**Exercise details:** Write out the entries again exactly as they are given.

Dataset items:

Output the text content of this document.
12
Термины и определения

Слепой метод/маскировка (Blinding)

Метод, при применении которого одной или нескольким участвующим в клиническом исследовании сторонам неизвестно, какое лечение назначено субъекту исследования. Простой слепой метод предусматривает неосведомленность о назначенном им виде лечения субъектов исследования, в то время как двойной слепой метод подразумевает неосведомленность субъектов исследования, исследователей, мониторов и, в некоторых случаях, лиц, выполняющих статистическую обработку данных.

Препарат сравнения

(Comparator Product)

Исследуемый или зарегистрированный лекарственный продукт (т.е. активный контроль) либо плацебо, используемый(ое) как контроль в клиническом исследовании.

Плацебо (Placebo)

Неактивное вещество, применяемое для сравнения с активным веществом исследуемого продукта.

**Answer to the exercise:**
Output the text content of this document.
12
Термины и определения

Слепой метод/маскировка (Blinding)

Метод, при применении которого одной или нескольким участвующим в клиническом исследовании сторонам неизвестно, какое лечение назначено субъекту исследования. Простой слепой метод предусматривает неосведомленность о назначенном им виде лечения субъектов исследования, в то время как двойной слепой метод подразумевает неосведомленность субъектов исследования, исследователей, мониторов и, в некоторых случаях, лиц, выполняющих статистическую обработку данных.

Препарат сравнения

(Comparator Product)

Исследуемый или зарегистрированный лекарственный продукт (т.е. активный контроль) либо плацебо, используемый(ое) как контроль в клиническом исследовании.

Плацебо (Placebo)

Неактивное вещество, применяемое для сравнения с активным веществом исследуемого продукта.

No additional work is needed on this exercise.